Work to be completed:
Using the data below, gather each line that includes the word "other".

[Dataset items]
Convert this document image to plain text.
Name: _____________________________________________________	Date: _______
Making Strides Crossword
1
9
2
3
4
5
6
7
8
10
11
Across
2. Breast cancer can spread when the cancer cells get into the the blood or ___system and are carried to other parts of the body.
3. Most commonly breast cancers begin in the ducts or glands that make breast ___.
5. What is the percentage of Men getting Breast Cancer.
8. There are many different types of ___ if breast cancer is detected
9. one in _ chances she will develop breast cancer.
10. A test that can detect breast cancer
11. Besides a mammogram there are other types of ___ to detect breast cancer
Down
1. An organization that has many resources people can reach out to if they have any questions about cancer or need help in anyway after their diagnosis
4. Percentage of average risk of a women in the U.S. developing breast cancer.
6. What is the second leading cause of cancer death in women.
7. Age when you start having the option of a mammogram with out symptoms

Output:
2. Breast cancer can spread when the cancer cells get into the the blood or ___system and are carried to other parts of the body.
11. Besides a mammogram there are other types of ___ to detect breast cancer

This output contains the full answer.